** START Items **

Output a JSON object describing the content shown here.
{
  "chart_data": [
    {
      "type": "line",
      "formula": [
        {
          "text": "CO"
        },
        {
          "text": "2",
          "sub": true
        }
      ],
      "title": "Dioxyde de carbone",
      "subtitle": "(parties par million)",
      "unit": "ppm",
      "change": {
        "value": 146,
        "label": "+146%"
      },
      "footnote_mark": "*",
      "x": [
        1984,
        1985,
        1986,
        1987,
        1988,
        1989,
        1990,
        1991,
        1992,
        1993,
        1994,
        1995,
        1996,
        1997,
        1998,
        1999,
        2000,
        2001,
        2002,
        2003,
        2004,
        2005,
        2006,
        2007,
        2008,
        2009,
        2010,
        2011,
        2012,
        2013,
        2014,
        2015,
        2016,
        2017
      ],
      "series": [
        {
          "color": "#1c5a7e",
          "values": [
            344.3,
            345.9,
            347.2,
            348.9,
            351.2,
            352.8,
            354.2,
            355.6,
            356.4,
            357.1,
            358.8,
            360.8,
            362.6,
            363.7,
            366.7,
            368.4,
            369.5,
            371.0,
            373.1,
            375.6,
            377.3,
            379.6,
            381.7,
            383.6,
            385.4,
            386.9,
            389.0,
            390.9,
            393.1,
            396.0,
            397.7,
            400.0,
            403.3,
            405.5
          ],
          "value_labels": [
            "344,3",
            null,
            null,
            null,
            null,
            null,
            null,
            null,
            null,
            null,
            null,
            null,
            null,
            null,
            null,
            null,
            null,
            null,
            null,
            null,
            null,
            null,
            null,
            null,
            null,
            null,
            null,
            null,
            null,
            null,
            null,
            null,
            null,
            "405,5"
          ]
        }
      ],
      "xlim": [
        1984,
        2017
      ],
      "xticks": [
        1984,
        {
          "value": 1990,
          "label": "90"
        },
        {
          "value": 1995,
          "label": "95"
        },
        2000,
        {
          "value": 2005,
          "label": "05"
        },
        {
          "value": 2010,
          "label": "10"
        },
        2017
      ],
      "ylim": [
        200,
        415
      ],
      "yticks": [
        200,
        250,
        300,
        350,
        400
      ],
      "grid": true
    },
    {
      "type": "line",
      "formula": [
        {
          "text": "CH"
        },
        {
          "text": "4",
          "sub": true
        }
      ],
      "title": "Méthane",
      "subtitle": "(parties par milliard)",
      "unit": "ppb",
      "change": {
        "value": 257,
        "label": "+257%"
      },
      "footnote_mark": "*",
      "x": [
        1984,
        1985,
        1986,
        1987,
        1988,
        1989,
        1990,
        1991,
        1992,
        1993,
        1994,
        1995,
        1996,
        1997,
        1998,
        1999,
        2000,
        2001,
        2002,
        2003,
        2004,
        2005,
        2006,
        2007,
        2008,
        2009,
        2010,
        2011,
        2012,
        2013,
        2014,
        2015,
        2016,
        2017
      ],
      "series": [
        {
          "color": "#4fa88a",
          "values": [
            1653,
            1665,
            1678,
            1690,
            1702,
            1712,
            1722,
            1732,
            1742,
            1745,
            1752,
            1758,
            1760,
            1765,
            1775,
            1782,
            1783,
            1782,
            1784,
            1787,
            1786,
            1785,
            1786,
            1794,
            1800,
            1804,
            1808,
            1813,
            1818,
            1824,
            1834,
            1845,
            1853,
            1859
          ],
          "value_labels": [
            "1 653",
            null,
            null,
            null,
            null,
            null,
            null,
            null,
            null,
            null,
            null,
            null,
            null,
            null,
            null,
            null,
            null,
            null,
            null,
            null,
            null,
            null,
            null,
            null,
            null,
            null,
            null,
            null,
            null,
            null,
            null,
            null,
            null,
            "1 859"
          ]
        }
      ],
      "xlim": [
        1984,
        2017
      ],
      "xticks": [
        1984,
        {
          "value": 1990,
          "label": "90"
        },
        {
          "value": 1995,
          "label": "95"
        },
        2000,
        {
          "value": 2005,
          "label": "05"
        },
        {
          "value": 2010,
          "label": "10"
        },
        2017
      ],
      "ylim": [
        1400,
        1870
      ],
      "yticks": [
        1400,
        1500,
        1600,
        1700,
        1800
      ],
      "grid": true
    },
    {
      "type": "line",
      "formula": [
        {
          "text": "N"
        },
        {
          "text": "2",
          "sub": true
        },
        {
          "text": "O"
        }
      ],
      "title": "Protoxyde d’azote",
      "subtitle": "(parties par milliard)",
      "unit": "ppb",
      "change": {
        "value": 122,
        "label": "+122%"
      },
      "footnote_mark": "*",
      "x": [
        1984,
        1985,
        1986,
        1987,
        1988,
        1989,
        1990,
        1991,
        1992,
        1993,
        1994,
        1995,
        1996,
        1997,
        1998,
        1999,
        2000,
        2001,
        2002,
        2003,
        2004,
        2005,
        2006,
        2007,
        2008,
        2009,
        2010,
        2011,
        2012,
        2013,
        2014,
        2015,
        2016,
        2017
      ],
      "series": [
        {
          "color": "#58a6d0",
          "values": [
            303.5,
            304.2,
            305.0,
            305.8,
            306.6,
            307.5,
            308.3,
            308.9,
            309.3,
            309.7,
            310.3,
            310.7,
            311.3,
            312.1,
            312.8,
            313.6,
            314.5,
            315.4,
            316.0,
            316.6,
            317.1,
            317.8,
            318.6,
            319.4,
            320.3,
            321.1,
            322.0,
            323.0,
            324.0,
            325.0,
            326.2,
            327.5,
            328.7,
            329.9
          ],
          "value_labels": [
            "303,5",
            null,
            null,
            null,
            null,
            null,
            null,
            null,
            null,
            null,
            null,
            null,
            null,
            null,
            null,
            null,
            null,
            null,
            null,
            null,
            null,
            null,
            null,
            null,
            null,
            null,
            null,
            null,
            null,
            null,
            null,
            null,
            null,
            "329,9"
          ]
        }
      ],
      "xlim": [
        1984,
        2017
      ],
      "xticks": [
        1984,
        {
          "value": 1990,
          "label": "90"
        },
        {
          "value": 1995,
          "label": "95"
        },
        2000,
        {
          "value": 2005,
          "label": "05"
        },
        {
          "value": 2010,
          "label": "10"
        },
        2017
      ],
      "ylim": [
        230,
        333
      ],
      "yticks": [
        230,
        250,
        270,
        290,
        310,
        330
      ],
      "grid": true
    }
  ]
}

** END Items **
** START Items **

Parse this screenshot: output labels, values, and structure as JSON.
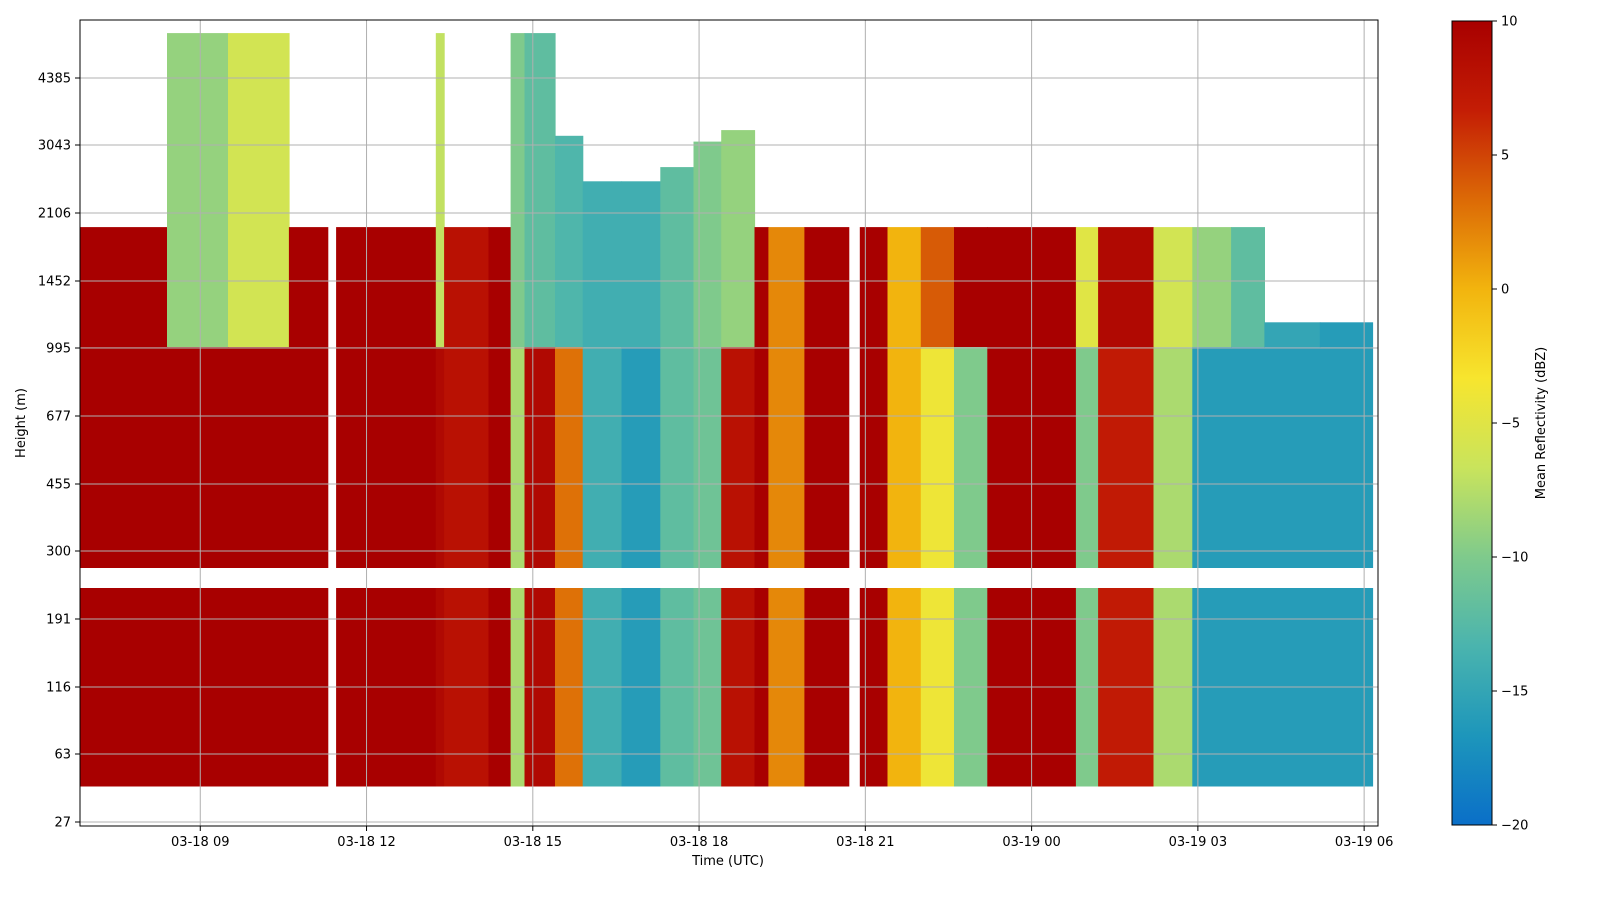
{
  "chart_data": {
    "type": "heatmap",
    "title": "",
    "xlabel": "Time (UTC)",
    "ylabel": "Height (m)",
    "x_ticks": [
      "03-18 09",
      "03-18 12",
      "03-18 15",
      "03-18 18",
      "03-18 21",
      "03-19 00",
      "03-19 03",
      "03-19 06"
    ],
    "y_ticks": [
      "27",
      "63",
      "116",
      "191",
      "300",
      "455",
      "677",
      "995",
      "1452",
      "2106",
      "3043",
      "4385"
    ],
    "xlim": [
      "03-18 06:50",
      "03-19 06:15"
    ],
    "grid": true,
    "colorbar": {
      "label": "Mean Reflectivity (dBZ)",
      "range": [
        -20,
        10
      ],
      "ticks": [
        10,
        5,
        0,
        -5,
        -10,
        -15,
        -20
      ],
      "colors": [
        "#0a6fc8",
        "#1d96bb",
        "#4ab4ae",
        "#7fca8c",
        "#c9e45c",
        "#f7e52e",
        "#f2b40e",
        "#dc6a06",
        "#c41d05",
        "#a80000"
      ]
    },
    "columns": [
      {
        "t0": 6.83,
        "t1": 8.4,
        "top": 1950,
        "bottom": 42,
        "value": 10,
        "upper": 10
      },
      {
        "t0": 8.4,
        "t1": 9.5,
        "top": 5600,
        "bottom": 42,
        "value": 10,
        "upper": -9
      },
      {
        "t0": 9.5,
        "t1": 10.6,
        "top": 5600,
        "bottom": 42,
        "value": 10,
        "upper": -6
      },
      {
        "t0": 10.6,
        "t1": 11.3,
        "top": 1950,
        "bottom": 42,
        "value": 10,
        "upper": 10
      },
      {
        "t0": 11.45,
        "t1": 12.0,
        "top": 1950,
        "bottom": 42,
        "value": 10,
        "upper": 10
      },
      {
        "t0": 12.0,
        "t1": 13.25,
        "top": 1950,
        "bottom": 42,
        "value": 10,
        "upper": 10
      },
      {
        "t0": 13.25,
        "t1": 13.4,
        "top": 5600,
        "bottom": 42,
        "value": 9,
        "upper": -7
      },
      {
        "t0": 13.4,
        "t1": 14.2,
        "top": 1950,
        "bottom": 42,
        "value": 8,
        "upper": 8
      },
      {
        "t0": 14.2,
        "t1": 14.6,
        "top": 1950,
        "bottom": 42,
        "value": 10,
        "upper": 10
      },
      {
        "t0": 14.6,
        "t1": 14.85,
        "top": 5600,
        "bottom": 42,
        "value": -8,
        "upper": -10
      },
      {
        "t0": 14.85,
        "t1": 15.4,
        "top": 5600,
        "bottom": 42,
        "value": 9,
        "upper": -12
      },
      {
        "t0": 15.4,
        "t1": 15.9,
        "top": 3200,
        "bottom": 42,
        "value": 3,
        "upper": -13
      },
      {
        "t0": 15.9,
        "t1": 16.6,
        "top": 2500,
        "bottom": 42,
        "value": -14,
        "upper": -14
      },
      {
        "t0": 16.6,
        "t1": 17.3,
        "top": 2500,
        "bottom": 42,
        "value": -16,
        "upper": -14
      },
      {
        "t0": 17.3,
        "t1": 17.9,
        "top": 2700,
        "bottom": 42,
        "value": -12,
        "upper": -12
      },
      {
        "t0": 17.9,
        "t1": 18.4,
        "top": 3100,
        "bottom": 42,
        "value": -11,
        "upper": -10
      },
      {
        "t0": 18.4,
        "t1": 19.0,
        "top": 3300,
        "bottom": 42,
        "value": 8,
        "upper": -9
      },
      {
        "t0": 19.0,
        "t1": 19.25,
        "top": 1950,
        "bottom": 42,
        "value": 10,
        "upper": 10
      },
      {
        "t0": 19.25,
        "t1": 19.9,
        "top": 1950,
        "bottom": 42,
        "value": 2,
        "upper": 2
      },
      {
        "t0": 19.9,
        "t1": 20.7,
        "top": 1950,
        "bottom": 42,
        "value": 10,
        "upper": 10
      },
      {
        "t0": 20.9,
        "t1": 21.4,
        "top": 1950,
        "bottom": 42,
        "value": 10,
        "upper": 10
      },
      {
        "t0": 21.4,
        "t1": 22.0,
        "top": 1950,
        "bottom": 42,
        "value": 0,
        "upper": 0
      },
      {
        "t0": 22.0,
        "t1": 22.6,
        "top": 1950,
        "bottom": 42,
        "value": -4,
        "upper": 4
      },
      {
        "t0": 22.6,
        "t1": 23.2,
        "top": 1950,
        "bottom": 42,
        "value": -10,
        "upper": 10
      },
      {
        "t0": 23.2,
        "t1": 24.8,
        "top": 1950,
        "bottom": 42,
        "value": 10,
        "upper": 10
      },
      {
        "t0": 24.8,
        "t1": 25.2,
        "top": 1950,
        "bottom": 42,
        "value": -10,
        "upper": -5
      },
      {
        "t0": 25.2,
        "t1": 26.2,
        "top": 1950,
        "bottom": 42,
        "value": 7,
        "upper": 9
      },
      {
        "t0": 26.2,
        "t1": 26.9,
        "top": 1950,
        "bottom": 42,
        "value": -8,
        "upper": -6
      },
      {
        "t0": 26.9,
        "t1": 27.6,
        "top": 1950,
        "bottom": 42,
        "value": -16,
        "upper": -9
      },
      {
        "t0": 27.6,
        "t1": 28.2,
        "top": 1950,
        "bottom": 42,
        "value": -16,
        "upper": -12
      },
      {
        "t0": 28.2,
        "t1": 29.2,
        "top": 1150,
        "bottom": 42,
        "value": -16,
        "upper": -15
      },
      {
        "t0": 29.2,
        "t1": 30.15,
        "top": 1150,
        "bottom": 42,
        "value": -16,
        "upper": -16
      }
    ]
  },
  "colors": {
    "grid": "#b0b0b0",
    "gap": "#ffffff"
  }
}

** END Items **

Exercise task
Say how many lines of the data include the word "JSON". Respond with the number alone.

Task answer
2